WORK REQUIRED: Every line with the string "Правительства" should be gathered.

AVAILABLE RECORDS:
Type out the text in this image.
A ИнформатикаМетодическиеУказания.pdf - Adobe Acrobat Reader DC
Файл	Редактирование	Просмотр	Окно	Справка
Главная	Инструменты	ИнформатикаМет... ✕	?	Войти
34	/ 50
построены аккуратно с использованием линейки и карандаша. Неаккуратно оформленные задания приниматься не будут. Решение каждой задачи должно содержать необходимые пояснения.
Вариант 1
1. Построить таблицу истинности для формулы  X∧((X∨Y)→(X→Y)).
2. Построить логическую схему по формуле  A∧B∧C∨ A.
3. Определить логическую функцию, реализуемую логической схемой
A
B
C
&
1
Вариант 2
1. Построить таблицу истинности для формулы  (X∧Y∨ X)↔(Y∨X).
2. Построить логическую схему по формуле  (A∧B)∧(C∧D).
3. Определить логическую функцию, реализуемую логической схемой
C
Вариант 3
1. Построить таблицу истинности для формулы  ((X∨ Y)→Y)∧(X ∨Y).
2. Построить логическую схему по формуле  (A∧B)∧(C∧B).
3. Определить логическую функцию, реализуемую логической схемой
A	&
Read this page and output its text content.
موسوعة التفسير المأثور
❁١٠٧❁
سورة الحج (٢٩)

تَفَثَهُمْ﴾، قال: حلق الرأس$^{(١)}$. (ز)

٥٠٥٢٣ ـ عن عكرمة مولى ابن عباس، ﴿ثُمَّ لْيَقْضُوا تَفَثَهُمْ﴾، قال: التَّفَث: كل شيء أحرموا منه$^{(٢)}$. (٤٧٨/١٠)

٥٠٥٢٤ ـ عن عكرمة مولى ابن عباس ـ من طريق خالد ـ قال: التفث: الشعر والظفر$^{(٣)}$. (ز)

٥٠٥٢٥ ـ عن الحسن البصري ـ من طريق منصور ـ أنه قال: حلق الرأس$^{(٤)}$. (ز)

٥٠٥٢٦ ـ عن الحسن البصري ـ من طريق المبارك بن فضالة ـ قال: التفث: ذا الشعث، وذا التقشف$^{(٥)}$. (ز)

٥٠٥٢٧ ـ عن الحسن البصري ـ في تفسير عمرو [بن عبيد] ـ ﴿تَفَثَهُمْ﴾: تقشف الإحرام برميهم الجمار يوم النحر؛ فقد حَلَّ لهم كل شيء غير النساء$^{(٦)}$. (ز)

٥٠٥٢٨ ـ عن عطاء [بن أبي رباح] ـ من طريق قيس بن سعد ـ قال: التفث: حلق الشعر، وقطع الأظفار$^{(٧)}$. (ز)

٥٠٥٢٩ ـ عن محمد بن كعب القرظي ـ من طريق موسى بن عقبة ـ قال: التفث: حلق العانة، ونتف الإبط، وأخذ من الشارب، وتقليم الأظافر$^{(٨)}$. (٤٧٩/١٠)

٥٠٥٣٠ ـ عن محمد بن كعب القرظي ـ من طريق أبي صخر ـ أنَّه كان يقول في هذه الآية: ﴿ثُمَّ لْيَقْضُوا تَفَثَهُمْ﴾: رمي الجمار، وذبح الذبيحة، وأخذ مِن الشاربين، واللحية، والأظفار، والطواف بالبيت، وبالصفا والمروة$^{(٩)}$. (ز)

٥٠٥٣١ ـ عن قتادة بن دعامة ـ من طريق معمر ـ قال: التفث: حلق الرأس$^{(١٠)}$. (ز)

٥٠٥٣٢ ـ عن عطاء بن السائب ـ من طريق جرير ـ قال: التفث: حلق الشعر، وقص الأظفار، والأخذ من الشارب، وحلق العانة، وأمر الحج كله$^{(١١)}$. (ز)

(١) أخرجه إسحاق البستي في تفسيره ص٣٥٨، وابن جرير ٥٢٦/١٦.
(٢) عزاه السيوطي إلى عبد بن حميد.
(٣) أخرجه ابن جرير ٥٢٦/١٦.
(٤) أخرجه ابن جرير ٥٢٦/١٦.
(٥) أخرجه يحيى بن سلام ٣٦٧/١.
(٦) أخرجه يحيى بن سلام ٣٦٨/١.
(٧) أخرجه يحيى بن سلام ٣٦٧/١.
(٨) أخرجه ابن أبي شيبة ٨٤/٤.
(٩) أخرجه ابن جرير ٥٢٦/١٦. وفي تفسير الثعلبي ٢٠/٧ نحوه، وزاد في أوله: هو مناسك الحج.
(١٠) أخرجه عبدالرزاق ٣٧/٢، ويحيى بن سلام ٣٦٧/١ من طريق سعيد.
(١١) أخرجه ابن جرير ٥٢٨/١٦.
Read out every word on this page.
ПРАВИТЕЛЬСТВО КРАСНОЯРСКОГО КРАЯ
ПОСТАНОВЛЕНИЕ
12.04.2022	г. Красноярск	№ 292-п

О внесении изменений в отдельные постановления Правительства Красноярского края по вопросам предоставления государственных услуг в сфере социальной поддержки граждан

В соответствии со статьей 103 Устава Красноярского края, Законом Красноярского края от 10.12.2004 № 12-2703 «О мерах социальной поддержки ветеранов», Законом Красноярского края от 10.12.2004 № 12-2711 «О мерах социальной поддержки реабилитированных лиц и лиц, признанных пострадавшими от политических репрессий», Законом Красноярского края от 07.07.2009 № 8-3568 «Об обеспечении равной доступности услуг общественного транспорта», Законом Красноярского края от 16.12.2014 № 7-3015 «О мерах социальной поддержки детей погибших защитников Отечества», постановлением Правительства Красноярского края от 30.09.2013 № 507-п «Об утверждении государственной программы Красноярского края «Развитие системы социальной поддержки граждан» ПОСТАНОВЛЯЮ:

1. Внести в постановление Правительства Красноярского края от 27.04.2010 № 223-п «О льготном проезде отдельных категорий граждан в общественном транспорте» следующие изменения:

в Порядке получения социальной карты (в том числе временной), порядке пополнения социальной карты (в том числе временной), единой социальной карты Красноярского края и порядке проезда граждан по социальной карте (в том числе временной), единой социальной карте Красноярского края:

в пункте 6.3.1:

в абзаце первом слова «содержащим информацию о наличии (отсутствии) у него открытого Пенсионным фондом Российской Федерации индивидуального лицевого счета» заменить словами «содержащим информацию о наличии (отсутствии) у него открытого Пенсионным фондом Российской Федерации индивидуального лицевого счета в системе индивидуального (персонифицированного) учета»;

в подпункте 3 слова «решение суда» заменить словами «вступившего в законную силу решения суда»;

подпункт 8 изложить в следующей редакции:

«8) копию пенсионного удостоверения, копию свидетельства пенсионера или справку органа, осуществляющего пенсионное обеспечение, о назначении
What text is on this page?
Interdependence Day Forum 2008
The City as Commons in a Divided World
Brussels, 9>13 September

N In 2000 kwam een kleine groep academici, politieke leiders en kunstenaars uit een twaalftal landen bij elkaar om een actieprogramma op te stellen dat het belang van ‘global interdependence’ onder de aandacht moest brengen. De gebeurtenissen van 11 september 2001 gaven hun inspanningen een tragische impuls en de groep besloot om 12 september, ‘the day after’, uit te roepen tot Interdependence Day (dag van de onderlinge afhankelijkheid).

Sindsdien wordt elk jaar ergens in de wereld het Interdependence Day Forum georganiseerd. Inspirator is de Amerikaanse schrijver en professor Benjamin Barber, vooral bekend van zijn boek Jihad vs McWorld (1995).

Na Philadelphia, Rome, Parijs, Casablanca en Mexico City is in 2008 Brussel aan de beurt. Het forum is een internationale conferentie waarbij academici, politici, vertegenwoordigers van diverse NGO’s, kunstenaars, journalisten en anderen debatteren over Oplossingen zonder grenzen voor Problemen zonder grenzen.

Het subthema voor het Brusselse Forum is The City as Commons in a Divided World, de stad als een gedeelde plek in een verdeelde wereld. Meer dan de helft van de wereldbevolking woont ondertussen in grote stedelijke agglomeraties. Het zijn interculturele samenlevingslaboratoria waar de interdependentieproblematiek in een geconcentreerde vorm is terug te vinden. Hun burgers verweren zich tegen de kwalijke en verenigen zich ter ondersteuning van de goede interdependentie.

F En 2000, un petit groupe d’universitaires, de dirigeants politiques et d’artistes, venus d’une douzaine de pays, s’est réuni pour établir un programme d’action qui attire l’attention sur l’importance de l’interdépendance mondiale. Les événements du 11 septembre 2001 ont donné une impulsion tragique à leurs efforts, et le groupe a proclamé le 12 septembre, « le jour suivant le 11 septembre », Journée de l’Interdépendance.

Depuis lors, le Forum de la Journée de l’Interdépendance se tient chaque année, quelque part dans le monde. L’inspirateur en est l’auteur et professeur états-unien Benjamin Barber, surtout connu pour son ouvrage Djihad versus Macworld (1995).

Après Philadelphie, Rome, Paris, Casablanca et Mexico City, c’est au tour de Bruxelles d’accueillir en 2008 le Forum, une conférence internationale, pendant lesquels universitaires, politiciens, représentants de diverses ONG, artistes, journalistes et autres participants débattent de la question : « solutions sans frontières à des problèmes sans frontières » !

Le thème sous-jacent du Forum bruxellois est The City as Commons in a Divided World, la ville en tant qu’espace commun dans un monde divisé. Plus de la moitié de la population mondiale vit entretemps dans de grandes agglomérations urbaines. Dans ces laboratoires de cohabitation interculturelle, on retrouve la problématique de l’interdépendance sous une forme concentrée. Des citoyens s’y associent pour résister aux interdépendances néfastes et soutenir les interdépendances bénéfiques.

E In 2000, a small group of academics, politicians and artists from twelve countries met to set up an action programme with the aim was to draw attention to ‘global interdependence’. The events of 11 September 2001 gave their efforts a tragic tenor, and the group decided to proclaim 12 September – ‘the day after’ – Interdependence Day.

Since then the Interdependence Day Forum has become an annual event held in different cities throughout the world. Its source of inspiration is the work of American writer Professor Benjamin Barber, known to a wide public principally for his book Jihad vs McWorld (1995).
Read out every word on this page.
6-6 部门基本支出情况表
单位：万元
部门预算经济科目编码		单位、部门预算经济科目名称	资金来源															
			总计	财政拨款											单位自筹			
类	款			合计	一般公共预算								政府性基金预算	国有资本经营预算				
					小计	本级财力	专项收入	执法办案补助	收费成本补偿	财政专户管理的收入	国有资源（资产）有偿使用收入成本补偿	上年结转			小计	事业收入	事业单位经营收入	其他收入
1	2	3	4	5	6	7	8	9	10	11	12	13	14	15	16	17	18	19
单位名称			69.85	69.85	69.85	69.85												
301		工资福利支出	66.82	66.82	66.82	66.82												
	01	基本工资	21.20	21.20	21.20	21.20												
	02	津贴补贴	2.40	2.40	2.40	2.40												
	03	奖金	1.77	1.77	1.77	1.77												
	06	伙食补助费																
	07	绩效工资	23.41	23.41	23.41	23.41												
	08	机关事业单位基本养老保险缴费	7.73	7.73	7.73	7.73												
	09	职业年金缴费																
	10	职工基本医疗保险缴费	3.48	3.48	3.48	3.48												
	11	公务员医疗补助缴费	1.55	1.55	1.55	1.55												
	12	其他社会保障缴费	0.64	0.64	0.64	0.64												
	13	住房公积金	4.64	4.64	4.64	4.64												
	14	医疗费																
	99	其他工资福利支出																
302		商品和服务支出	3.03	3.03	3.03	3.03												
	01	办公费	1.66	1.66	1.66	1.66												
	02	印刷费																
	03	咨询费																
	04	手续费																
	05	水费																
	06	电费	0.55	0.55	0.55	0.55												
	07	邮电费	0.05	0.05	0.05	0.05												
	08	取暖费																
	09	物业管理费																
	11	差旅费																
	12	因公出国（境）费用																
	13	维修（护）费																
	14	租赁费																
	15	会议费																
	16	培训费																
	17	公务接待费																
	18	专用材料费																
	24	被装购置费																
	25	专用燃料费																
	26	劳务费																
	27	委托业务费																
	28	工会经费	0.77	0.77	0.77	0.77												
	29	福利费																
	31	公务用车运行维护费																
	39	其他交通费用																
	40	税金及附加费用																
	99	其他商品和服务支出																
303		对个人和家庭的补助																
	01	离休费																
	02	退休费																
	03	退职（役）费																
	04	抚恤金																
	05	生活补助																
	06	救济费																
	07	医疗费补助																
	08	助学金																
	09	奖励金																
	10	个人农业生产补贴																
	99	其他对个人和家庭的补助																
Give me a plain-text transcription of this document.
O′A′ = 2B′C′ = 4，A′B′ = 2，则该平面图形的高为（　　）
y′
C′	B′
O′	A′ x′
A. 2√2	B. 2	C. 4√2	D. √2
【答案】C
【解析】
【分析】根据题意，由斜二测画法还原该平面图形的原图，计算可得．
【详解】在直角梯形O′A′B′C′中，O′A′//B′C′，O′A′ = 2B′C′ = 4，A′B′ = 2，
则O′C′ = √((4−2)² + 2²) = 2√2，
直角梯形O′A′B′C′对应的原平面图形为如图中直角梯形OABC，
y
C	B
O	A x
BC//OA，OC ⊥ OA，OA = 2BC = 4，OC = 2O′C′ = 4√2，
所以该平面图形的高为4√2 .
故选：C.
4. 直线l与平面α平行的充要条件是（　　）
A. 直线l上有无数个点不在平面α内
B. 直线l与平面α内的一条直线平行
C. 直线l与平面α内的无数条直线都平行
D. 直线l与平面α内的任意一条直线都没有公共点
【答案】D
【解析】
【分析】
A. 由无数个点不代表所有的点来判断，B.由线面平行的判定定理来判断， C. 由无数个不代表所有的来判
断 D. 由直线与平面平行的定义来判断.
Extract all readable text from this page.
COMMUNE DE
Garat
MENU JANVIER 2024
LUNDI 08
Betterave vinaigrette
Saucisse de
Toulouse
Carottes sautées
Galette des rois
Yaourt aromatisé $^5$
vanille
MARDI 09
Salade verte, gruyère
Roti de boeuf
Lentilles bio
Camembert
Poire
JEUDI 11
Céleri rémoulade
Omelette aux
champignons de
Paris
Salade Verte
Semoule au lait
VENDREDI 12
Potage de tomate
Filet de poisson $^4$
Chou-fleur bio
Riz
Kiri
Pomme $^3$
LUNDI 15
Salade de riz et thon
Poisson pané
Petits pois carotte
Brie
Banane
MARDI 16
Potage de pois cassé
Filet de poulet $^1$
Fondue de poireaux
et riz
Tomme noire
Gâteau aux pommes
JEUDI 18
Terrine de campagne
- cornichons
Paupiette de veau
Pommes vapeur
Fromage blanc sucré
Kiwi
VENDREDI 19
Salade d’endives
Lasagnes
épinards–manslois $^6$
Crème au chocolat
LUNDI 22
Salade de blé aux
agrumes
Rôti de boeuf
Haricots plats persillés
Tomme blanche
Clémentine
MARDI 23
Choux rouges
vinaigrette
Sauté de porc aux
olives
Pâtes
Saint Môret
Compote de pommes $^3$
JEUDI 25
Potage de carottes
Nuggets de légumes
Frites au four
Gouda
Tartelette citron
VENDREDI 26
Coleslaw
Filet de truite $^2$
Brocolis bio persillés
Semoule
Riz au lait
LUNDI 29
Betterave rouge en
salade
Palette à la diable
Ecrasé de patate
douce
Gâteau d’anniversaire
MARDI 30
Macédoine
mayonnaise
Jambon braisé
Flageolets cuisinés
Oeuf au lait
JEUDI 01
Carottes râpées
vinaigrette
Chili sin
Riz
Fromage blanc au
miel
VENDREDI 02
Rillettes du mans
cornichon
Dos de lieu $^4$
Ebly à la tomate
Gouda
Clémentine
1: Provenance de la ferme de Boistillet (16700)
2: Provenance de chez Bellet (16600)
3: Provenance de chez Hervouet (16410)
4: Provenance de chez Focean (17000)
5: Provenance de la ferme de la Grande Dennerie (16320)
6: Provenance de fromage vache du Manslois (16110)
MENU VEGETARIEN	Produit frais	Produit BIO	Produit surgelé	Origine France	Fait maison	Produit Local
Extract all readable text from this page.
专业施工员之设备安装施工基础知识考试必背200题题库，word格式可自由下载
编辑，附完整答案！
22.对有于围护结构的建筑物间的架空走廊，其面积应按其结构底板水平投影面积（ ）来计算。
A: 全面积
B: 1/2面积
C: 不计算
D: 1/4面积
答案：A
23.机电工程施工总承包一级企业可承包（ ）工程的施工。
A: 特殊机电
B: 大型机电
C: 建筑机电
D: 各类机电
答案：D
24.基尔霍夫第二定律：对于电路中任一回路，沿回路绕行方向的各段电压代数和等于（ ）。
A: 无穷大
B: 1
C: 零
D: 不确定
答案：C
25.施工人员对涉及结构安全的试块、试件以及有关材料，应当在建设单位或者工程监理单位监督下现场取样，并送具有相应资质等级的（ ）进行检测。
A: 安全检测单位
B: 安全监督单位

TASK ANSWER:
О внесении изменений в отдельные постановления Правительства Красноярского края по вопросам предоставления государственных услуг в сфере социальной поддержки граждан
В соответствии со статьей 103 Устава Красноярского края, Законом Красноярского края от 10.12.2004 № 12-2703 «О мерах социальной поддержки ветеранов», Законом Красноярского края от 10.12.2004 № 12-2711 «О мерах социальной поддержки реабилитированных лиц и лиц, признанных пострадавшими от политических репрессий», Законом Красноярского края от 07.07.2009 № 8-3568 «Об обеспечении равной доступности услуг общественного транспорта», Законом Красноярского края от 16.12.2014 № 7-3015 «О мерах социальной поддержки детей погибших защитников Отечества», постановлением Правительства Красноярского края от 30.09.2013 № 507-п «Об утверждении государственной программы Красноярского края «Развитие системы социальной поддержки граждан» ПОСТАНОВЛЯЮ:
1. Внести в постановление Правительства Красноярского края от 27.04.2010 № 223-п «О льготном проезде отдельных категорий граждан в общественном транспорте» следующие изменения:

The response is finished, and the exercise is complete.